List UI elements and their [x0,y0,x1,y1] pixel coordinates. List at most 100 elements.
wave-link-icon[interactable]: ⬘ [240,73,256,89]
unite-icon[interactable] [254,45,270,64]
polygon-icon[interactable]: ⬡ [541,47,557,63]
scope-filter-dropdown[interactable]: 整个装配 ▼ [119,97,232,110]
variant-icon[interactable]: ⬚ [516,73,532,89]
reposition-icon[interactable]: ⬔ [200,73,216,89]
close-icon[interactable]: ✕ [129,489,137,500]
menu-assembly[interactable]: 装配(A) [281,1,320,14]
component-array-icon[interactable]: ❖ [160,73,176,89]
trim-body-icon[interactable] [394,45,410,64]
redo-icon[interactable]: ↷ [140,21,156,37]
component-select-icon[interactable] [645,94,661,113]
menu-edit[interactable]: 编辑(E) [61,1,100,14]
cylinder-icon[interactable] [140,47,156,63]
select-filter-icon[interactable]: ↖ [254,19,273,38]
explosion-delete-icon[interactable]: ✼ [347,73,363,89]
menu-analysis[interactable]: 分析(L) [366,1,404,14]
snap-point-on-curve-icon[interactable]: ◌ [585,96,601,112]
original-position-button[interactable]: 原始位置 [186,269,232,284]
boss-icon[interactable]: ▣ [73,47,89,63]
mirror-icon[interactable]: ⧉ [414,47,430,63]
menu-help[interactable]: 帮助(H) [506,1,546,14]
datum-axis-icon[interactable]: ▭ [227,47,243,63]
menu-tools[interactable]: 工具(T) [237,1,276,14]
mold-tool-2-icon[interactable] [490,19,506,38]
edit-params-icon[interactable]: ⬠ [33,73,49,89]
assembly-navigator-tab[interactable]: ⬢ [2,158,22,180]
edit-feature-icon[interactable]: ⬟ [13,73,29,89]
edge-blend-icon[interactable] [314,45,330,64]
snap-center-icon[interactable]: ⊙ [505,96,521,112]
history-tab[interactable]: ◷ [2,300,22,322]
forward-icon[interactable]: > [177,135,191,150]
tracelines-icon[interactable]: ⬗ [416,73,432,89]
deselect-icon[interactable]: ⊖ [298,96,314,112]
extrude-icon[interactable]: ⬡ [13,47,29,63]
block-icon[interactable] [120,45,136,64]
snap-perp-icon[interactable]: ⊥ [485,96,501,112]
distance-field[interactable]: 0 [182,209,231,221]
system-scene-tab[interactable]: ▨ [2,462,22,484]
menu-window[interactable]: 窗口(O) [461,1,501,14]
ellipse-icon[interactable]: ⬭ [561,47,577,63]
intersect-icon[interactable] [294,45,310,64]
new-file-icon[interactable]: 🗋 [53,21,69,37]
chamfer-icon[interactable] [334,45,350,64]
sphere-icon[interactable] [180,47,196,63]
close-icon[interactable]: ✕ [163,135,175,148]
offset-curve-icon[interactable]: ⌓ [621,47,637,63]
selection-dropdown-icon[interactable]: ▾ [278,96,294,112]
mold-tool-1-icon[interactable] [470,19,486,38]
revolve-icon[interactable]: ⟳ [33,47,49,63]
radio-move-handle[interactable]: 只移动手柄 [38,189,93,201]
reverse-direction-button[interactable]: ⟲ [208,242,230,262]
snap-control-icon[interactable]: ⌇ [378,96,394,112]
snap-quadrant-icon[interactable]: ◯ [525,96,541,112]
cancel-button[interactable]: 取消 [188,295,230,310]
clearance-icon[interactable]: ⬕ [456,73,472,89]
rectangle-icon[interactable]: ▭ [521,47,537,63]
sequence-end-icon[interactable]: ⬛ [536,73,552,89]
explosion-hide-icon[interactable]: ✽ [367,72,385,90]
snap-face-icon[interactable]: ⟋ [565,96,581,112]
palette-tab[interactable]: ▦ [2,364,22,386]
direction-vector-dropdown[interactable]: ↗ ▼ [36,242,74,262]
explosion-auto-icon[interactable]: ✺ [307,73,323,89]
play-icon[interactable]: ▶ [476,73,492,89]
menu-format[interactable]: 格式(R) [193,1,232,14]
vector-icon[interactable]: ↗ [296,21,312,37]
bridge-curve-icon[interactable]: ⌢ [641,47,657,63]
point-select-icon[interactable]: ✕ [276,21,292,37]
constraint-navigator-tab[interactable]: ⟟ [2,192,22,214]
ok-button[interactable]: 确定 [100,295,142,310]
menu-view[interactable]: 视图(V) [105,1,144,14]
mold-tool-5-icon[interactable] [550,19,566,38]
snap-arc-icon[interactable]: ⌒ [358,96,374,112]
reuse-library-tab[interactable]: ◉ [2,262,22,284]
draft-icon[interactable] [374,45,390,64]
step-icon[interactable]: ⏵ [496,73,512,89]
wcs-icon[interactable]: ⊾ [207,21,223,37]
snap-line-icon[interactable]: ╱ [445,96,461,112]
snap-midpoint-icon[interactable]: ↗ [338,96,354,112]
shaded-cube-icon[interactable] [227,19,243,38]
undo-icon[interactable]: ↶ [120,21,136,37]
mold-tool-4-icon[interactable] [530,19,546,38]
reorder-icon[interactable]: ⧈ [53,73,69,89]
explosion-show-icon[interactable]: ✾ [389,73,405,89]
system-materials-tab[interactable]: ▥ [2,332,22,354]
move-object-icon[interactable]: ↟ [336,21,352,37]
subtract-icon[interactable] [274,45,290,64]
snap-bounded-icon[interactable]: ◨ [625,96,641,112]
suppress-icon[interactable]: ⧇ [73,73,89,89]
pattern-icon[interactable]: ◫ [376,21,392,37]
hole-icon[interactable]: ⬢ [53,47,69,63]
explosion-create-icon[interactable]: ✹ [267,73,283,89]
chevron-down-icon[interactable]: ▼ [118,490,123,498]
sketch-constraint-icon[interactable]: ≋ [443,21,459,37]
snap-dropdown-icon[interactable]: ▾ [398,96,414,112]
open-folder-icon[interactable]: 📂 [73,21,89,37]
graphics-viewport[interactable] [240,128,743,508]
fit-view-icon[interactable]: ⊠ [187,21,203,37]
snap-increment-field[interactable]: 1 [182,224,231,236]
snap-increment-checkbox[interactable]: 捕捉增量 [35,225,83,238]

- _EXERCISE PROMPT_:
Rewrite the rows as a numbered list, starting at the first row and ending at the row that contains "snap-perp-icon[interactable]: ⊥ [485,96,501,112]". Omit blank lines.

- _OUTPUT FOR THIS EXERCISE_:
1. List UI elements and their [x0,y0,x1,y1] pixel coordinates. List at most 100 elements.
2. wave-link-icon[interactable]: ⬘ [240,73,256,89]
3. unite-icon[interactable] [254,45,270,64]
4. polygon-icon[interactable]: ⬡ [541,47,557,63]
5. scope-filter-dropdown[interactable]: 整个装配 ▼ [119,97,232,110]
6. variant-icon[interactable]: ⬚ [516,73,532,89]
7. reposition-icon[interactable]: ⬔ [200,73,216,89]
8. close-icon[interactable]: ✕ [129,489,137,500]
9. menu-assembly[interactable]: 装配(A) [281,1,320,14]
10. component-array-icon[interactable]: ❖ [160,73,176,89]
11. trim-body-icon[interactable] [394,45,410,64]
12. redo-icon[interactable]: ↷ [140,21,156,37]
13. component-select-icon[interactable] [645,94,661,113]
14. menu-edit[interactable]: 编辑(E) [61,1,100,14]
15. cylinder-icon[interactable] [140,47,156,63]
16. select-filter-icon[interactable]: ↖ [254,19,273,38]
17. explosion-delete-icon[interactable]: ✼ [347,73,363,89]
18. menu-analysis[interactable]: 分析(L) [366,1,404,14]
19. snap-point-on-curve-icon[interactable]: ◌ [585,96,601,112]
20. original-position-button[interactable]: 原始位置 [186,269,232,284]
21. boss-icon[interactable]: ▣ [73,47,89,63]
22. mirror-icon[interactable]: ⧉ [414,47,430,63]
23. menu-help[interactable]: 帮助(H) [506,1,546,14]
24. datum-axis-icon[interactable]: ▭ [227,47,243,63]
25. menu-tools[interactable]: 工具(T) [237,1,276,14]
26. mold-tool-2-icon[interactable] [490,19,506,38]
27. edit-params-icon[interactable]: ⬠ [33,73,49,89]
28. assembly-navigator-tab[interactable]: ⬢ [2,158,22,180]
29. edit-feature-icon[interactable]: ⬟ [13,73,29,89]
30. edge-blend-icon[interactable] [314,45,330,64]
31. snap-center-icon[interactable]: ⊙ [505,96,521,112]
32. history-tab[interactable]: ◷ [2,300,22,322]
33. forward-icon[interactable]: > [177,135,191,150]
34. tracelines-icon[interactable]: ⬗ [416,73,432,89]
35. deselect-icon[interactable]: ⊖ [298,96,314,112]
36. extrude-icon[interactable]: ⬡ [13,47,29,63]
37. block-icon[interactable] [120,45,136,64]
38. snap-perp-icon[interactable]: ⊥ [485,96,501,112]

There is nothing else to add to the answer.